Below is a block of records: output all of them exactly and leave out the pictures.

(Figure content listings)
######
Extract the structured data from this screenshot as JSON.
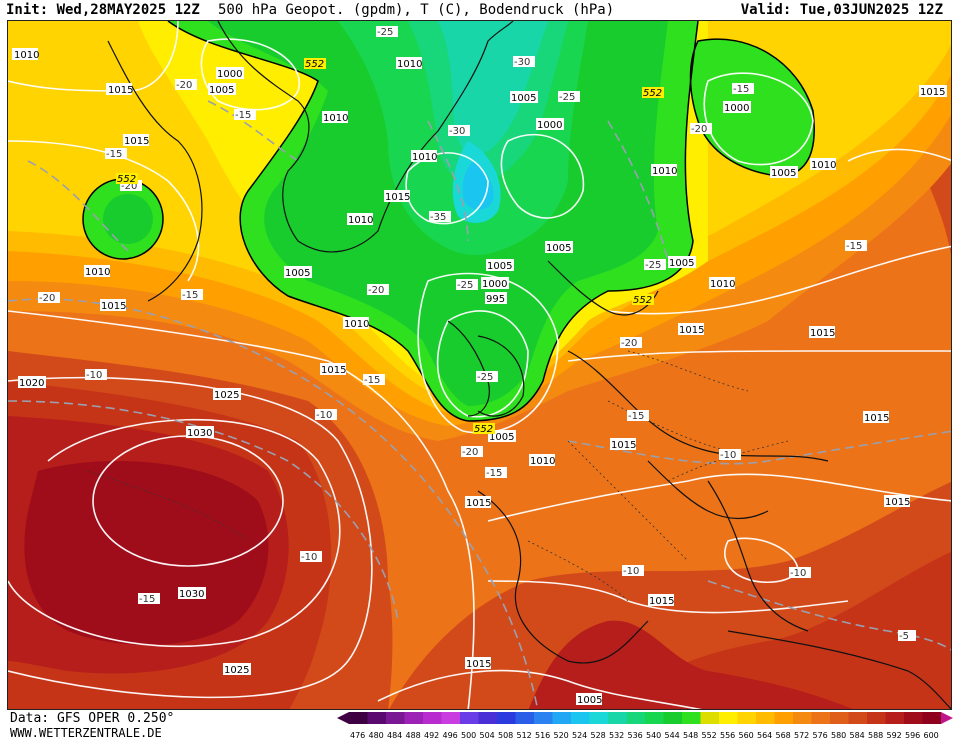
{
  "header": {
    "init": "Init: Wed,28MAY2025 12Z",
    "title": "500 hPa Geopot. (gpdm), T (C), Bodendruck (hPa)",
    "valid": "Valid: Tue,03JUN2025 12Z"
  },
  "footer": {
    "data_source": "Data: GFS OPER 0.250°",
    "website": "WWW.WETTERZENTRALE.DE"
  },
  "legend": {
    "values": [
      "476",
      "480",
      "484",
      "488",
      "492",
      "496",
      "500",
      "504",
      "508",
      "512",
      "516",
      "520",
      "524",
      "528",
      "532",
      "536",
      "540",
      "544",
      "548",
      "552",
      "556",
      "560",
      "564",
      "568",
      "572",
      "576",
      "580",
      "584",
      "588",
      "592",
      "596",
      "600"
    ],
    "colors": [
      "#3d0040",
      "#5a0a6e",
      "#7a1894",
      "#9b22b4",
      "#b82ccf",
      "#c93ce0",
      "#6a3ce8",
      "#4a2ed6",
      "#2a3adf",
      "#2a5ee8",
      "#2a82f0",
      "#22a7f4",
      "#1ac6f0",
      "#1ad8d8",
      "#18d6a8",
      "#18d67a",
      "#18d650",
      "#18cc2e",
      "#2ee01e",
      "#dddd00",
      "#ffee00",
      "#ffd400",
      "#ffbb00",
      "#ffa000",
      "#f58a10",
      "#ec7318",
      "#df5e1a",
      "#d34a1a",
      "#c63418",
      "#b51e1a",
      "#a00d1a",
      "#8e001c"
    ]
  },
  "map_labels": {
    "isobars": [
      "1010",
      "1015",
      "1000",
      "1005",
      "1010",
      "1010",
      "1005",
      "1000",
      "1010",
      "1015",
      "1010",
      "1015",
      "1005",
      "1000",
      "1010",
      "1005",
      "1005",
      "1005",
      "1000",
      "995",
      "1010",
      "1015",
      "1020",
      "1025",
      "1030",
      "1030",
      "1025",
      "1015",
      "1015",
      "1015",
      "1005",
      "1010",
      "1015",
      "1015",
      "1010",
      "1015",
      "1015",
      "1015",
      "1005",
      "1010",
      "1015",
      "1010",
      "1015",
      "1005",
      "1005",
      "1005",
      "1010"
    ],
    "temperatures": [
      "-25",
      "-30",
      "-25",
      "-20",
      "-15",
      "-15",
      "-20",
      "-30",
      "-35",
      "-20",
      "-25",
      "-20",
      "-25",
      "-15",
      "-20",
      "-15",
      "-20",
      "-15",
      "-10",
      "-10",
      "-15",
      "-10",
      "-10",
      "-20",
      "-15",
      "-10",
      "-10",
      "-15",
      "-10",
      "-5",
      "-20",
      "-25",
      "-15",
      "-20"
    ],
    "geopotential": [
      "552",
      "552",
      "552",
      "552",
      "552"
    ]
  }
}
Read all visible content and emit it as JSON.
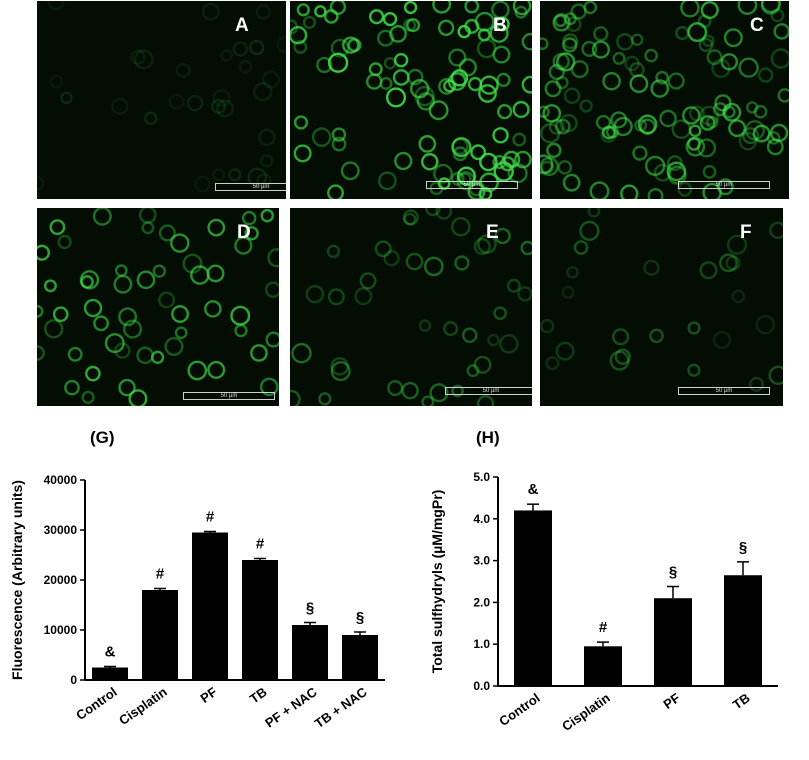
######
**Exercise answer**
Extract the structured data from this screenshot as JSON.
{
  "header": {
    "init": "Init: Wed,28MAY2025 12Z",
    "title": "500 hPa Geopot. (gpdm), T (C), Bodendruck (hPa)",
    "valid": "Valid: Tue,03JUN2025 12Z"
  },
  "footer": {
    "data_source": "Data: GFS OPER 0.250°",
    "website": "WWW.WETTERZENTRALE.DE"
  },
  "legend": {
    "values": [
      "476",
      "480",
      "484",
      "488",
      "492",
      "496",
      "500",
      "504",
      "508",
      "512",
      "516",
      "520",
      "524",
      "528",
      "532",
      "536",
      "540",
      "544",
      "548",
      "552",
      "556",
      "560",
      "564",
      "568",
      "572",
      "576",
      "580",
      "584",
      "588",
      "592",
      "596",
      "600"
    ],
    "colors": [
      "#3d0040",
      "#5a0a6e",
      "#7a1894",
      "#9b22b4",
      "#b82ccf",
      "#c93ce0",
      "#6a3ce8",
      "#4a2ed6",
      "#2a3adf",
      "#2a5ee8",
      "#2a82f0",
      "#22a7f4",
      "#1ac6f0",
      "#1ad8d8",
      "#18d6a8",
      "#18d67a",
      "#18d650",
      "#18cc2e",
      "#2ee01e",
      "#dddd00",
      "#ffee00",
      "#ffd400",
      "#ffbb00",
      "#ffa000",
      "#f58a10",
      "#ec7318",
      "#df5e1a",
      "#d34a1a",
      "#c63418",
      "#b51e1a",
      "#a00d1a",
      "#8e001c"
    ]
  },
  "map_labels": {
    "isobars": [
      "1010",
      "1015",
      "1000",
      "1005",
      "1010",
      "1010",
      "1005",
      "1000",
      "1010",
      "1015",
      "1010",
      "1015",
      "1005",
      "1000",
      "1010",
      "1005",
      "1005",
      "1005",
      "1000",
      "995",
      "1010",
      "1015",
      "1020",
      "1025",
      "1030",
      "1030",
      "1025",
      "1015",
      "1015",
      "1015",
      "1005",
      "1010",
      "1015",
      "1015",
      "1010",
      "1015",
      "1015",
      "1015",
      "1005",
      "1010",
      "1015",
      "1010",
      "1015",
      "1005",
      "1005",
      "1005",
      "1010"
    ],
    "temperatures": [
      "-25",
      "-30",
      "-25",
      "-20",
      "-15",
      "-15",
      "-20",
      "-30",
      "-35",
      "-20",
      "-25",
      "-20",
      "-25",
      "-15",
      "-20",
      "-15",
      "-20",
      "-15",
      "-10",
      "-10",
      "-15",
      "-10",
      "-10",
      "-20",
      "-15",
      "-10",
      "-10",
      "-15",
      "-10",
      "-5",
      "-20",
      "-25",
      "-15",
      "-20"
    ],
    "geopotential": [
      "552",
      "552",
      "552",
      "552",
      "552"
    ]
  }
}
Read all visible content and emit it as JSON.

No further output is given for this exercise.